SHORT TASK: Copy out word for word the part of the listing that opens with the line containing "matched-star-point (635, 606, 648, 619)" and closes with the line containing "measurement-point (685, 175, 691, 181)", both of those lines included.

RECORDS FOR PROCESSING:
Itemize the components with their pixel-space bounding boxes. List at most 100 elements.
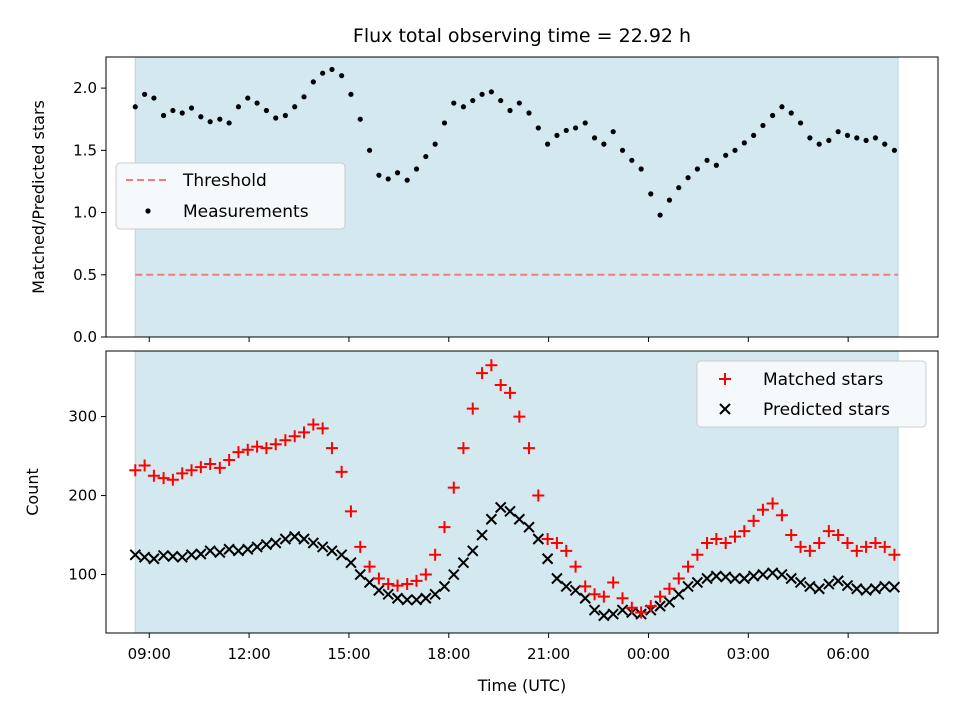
matched-star-point (635, 606, 648, 619)
measurement-point (198, 114, 204, 120)
matched-star-point (832, 529, 845, 542)
measurement-point (151, 95, 157, 101)
matched-star-point (391, 579, 404, 592)
top-x-ticks (148, 337, 849, 342)
bottom-legend-box (696, 360, 927, 428)
top-measurement-points (132, 66, 898, 218)
matched-star-point (251, 440, 264, 453)
matched-star-point (756, 503, 769, 516)
matched-star-point (747, 514, 760, 527)
bottom-y-ticks: 100 200 300 (68, 408, 106, 584)
measurement-point (797, 120, 804, 126)
measurement-point (666, 197, 673, 203)
predicted-star-points (129, 501, 901, 622)
predicted-star-point (467, 545, 479, 557)
predicted-star-point (382, 588, 394, 601)
bottom-y-axis-label: Count (23, 468, 42, 516)
measurement-point (863, 137, 869, 143)
measurement-point (339, 73, 345, 79)
measurement-point (160, 112, 167, 119)
matched-star-point (401, 578, 414, 591)
predicted-star-point (701, 572, 713, 585)
predicted-star-point (129, 549, 141, 561)
measurement-point (610, 129, 616, 135)
matched-star-point (157, 472, 170, 485)
matched-star-point (663, 582, 676, 595)
measurement-point (694, 166, 700, 172)
measurement-point (366, 147, 373, 153)
x-tick-label: 18:00 (427, 645, 470, 663)
predicted-star-point (298, 533, 310, 545)
matched-star-point (607, 576, 620, 589)
matched-star-point (785, 529, 798, 542)
predicted-star-point (345, 556, 357, 569)
matched-star-point (672, 572, 685, 585)
matched-star-point (541, 533, 554, 545)
predicted-star-point (673, 588, 685, 601)
measurement-point (685, 175, 691, 181)
x-tick-label: 03:00 (727, 645, 770, 663)
matched-star-point (701, 536, 714, 549)
bottom-x-ticks: 09:00 12:00 15:00 18:00 21:00 00:00 03:00 06:00 (128, 633, 870, 663)
measurement-point (807, 135, 813, 141)
predicted-star-point (214, 546, 226, 559)
matched-star-point (803, 544, 816, 557)
predicted-star-point (410, 594, 423, 606)
matched-legend-label: Matched stars (763, 370, 883, 390)
predicted-star-point (138, 551, 151, 563)
measurement-point (657, 212, 663, 218)
predicted-star-point (823, 578, 835, 590)
measurement-point (460, 104, 467, 110)
matched-star-point (485, 359, 498, 372)
predicted-star-point (204, 545, 216, 557)
predicted-star-point (223, 543, 235, 555)
top-y-tick-label: 1.5 (73, 141, 97, 159)
predicted-star-point (682, 580, 694, 593)
measurement-point (591, 135, 598, 141)
measurement-point (835, 129, 841, 135)
measurement-point (601, 141, 607, 147)
predicted-star-point (513, 513, 526, 525)
top-legend-box (115, 162, 346, 230)
predicted-star-point (185, 549, 198, 561)
matched-star-point (504, 386, 517, 399)
measurement-point (226, 120, 232, 126)
matched-star-point (241, 443, 254, 456)
measurement-point (217, 116, 223, 122)
matched-star-point (335, 465, 348, 478)
matched-star-point (625, 601, 638, 614)
measurement-point (891, 147, 898, 153)
matched-star-point (522, 442, 535, 455)
matched-star-point (354, 540, 367, 553)
matched-star-point (878, 540, 891, 553)
measurement-point (741, 140, 747, 146)
measurements-legend-swatch (145, 208, 151, 214)
matched-star-points (129, 359, 901, 619)
matched-star-point (588, 588, 601, 601)
predicted-star-point (766, 567, 779, 579)
measurement-point (263, 107, 270, 114)
predicted-star-point (588, 604, 601, 616)
matched-star-point (766, 497, 779, 510)
measurement-point (488, 89, 494, 95)
predicted-star-point (560, 580, 572, 593)
measurement-point (273, 115, 279, 121)
matched-star-point (850, 544, 863, 557)
measurement-point (413, 166, 420, 172)
predicted-star-point (148, 553, 160, 565)
matched-star-point (466, 402, 479, 415)
matched-star-point (129, 464, 142, 477)
predicted-star-point (523, 521, 535, 533)
bottom-y-tick-label: 100 (68, 566, 97, 584)
measurement-point (526, 110, 532, 116)
matched-star-point (579, 580, 592, 593)
measurement-point (423, 153, 429, 160)
predicted-star-point (260, 538, 273, 551)
measurement-point (563, 127, 569, 134)
measurement-point (404, 177, 410, 183)
measurement-point (394, 170, 401, 176)
matched-star-point (682, 560, 695, 573)
matched-star-point (888, 548, 901, 561)
measurement-point (188, 105, 195, 111)
measurement-point (535, 125, 541, 131)
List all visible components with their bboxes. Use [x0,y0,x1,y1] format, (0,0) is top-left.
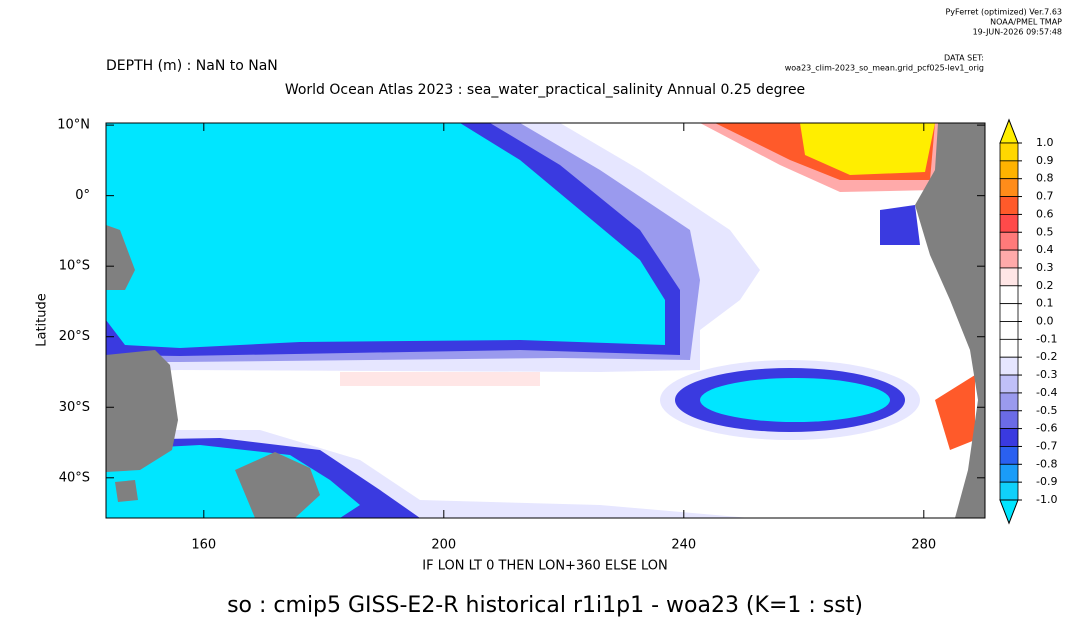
shade [935,375,975,450]
shade [800,123,935,175]
colorbar-bin [999,267,1019,287]
colorbar-label: 0.2 [1036,279,1054,292]
colorbar-bin [999,303,1019,322]
map-field [106,123,985,518]
y-tick-label: 10°N [57,118,90,133]
depth-label: DEPTH (m) : NaN to NaN [106,58,278,74]
colorbar-bin [999,410,1019,430]
colorbar-label: -0.2 [1036,350,1057,363]
dataset: woa23_clim-2023_so_mean.grid_pcf025-lev1… [785,64,984,73]
colorbar-label: -0.3 [1036,368,1057,381]
colorbar-label: 0.9 [1036,154,1054,167]
colorbar-bin [999,338,1019,358]
colorbar-bin [999,463,1019,483]
colorbar-label: 0.3 [1036,261,1054,274]
shade [340,372,540,386]
colorbar-bin [999,446,1019,465]
colorbar-bin [999,392,1019,412]
x-tick-label: 200 [431,538,456,553]
colorbar-bin [999,249,1019,269]
colorbar-bin [999,374,1019,394]
colorbar-triangle [999,118,1019,144]
land [915,123,985,518]
x-tick-label: 240 [671,538,696,553]
x-axis-label: IF LON LT 0 THEN LON+360 ELSE LON [422,559,667,574]
dataset-label: DATA SET: [944,54,984,63]
colorbar-label: 0.7 [1036,190,1054,203]
colorbar-label: 0.5 [1036,225,1054,238]
y-tick-label: 10°S [59,259,90,274]
colorbar-bin [999,428,1019,447]
colorbar-bin [999,285,1019,305]
shade [106,123,665,348]
y-tick-label: 0° [75,188,90,203]
caption: so : cmip5 GISS-E2-R historical r1i1p1 -… [227,593,863,618]
x-tick-label: 280 [911,538,936,553]
land [115,480,138,502]
y-tick-label: 20°S [59,329,90,344]
colorbar-bin [999,481,1019,501]
colorbar-label: 0.8 [1036,172,1054,185]
chart-title: World Ocean Atlas 2023 : sea_water_pract… [285,82,805,98]
colorbar-label: -0.5 [1036,404,1057,417]
colorbar-label: 0.4 [1036,243,1054,256]
shade [700,378,890,422]
colorbar-bin [999,196,1019,215]
colorbar-bin [999,231,1019,251]
date: 19-JUN-2026 09:57:48 [973,28,1062,37]
colorbar-bin [999,160,1019,180]
colorbar-bin [999,356,1019,376]
land [106,225,135,290]
colorbar-label: -0.8 [1036,457,1057,470]
colorbar-triangle [999,499,1019,525]
colorbar-label: -0.6 [1036,422,1057,435]
colorbar-label: 0.0 [1036,315,1054,328]
shade [880,205,920,245]
plot-frame [105,122,986,519]
x-tick-label: 160 [191,538,216,553]
colorbar-label: -1.0 [1036,493,1057,506]
land [235,452,320,518]
colorbar-label: 1.0 [1036,136,1054,149]
land [106,350,178,472]
colorbar-label: -0.9 [1036,475,1057,488]
y-axis-label: Latitude [35,293,50,347]
y-tick-label: 40°S [59,470,90,485]
y-tick-label: 30°S [59,400,90,415]
colorbar-label: 0.6 [1036,207,1054,220]
colorbar-label: 0.1 [1036,297,1054,310]
colorbar-label: -0.1 [1036,332,1057,345]
colorbar-bin [999,142,1019,162]
colorbar-label: -0.7 [1036,439,1057,452]
colorbar-bin [999,213,1019,233]
colorbar-bin [999,178,1019,197]
colorbar-label: -0.4 [1036,386,1057,399]
institution: NOAA/PMEL TMAP [990,18,1062,27]
software: PyFerret (optimized) Ver.7.63 [945,8,1062,17]
colorbar-bin [999,321,1019,340]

PROBLEM SOLUTION:
matched-star-point (635, 606, 648, 619)
measurement-point (198, 114, 204, 120)
matched-star-point (832, 529, 845, 542)
measurement-point (151, 95, 157, 101)
matched-star-point (391, 579, 404, 592)
top-x-ticks (148, 337, 849, 342)
bottom-legend-box (696, 360, 927, 428)
top-measurement-points (132, 66, 898, 218)
matched-star-point (251, 440, 264, 453)
matched-star-point (756, 503, 769, 516)
matched-star-point (747, 514, 760, 527)
bottom-y-ticks: 100 200 300 (68, 408, 106, 584)
measurement-point (797, 120, 804, 126)
measurement-point (666, 197, 673, 203)
predicted-star-points (129, 501, 901, 622)
predicted-star-point (467, 545, 479, 557)
predicted-star-point (382, 588, 394, 601)
bottom-y-axis-label: Count (23, 468, 42, 516)
measurement-point (863, 137, 869, 143)
measurement-point (339, 73, 345, 79)
measurement-point (160, 112, 167, 119)
matched-star-point (401, 578, 414, 591)
predicted-star-point (701, 572, 713, 585)
predicted-star-point (129, 549, 141, 561)
measurement-point (610, 129, 616, 135)
matched-star-point (157, 472, 170, 485)
matched-star-point (663, 582, 676, 595)
measurement-point (694, 166, 700, 172)
measurement-point (366, 147, 373, 153)
x-tick-label: 18:00 (427, 645, 470, 663)
predicted-star-point (298, 533, 310, 545)
matched-star-point (607, 576, 620, 589)
matched-star-point (785, 529, 798, 542)
predicted-star-point (345, 556, 357, 569)
matched-star-point (672, 572, 685, 585)
matched-star-point (541, 533, 554, 545)
predicted-star-point (673, 588, 685, 601)
measurement-point (685, 175, 691, 181)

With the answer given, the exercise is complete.